TASK DIRECTIONS:
How many lines in the entries below contain "dokud"? Answer with the number only.

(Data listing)
= = = = =

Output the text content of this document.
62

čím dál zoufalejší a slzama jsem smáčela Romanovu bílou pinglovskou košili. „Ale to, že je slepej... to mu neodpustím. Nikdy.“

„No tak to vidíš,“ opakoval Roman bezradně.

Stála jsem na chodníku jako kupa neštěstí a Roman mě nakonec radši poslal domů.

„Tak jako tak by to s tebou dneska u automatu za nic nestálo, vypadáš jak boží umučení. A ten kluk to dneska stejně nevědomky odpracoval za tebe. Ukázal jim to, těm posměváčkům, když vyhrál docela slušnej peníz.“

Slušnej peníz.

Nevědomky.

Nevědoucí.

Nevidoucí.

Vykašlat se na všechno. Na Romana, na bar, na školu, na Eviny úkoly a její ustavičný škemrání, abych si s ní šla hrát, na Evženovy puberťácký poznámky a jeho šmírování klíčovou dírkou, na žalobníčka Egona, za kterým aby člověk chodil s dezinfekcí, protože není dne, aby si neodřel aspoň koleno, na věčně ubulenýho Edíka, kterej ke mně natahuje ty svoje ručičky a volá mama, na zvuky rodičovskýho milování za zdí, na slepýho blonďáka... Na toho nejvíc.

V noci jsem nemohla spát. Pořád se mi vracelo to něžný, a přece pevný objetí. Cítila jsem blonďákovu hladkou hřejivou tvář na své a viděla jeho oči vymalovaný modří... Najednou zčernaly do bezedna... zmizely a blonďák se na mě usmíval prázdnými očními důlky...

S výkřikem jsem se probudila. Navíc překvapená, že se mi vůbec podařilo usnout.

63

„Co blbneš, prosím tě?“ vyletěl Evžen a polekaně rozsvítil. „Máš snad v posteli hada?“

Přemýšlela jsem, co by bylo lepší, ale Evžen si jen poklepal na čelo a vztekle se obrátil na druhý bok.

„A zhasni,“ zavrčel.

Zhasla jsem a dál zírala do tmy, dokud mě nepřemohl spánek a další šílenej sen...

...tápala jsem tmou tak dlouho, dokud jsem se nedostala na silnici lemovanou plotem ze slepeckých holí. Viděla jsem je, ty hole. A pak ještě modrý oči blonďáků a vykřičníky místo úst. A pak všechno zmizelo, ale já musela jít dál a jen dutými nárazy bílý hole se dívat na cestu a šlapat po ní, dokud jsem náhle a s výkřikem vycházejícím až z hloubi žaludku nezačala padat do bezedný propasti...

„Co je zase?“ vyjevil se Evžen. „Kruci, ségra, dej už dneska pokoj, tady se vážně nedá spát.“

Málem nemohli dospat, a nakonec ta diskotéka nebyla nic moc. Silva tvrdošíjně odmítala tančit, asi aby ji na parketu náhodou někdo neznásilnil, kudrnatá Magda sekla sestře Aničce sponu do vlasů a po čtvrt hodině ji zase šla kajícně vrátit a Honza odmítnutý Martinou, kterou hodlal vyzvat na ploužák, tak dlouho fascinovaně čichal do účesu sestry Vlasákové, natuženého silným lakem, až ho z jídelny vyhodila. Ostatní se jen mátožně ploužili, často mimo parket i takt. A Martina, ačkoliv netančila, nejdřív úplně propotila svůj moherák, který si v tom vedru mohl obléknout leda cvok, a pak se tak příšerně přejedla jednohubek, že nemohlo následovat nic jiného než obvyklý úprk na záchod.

= = = = =

ANSWER BELOW:
2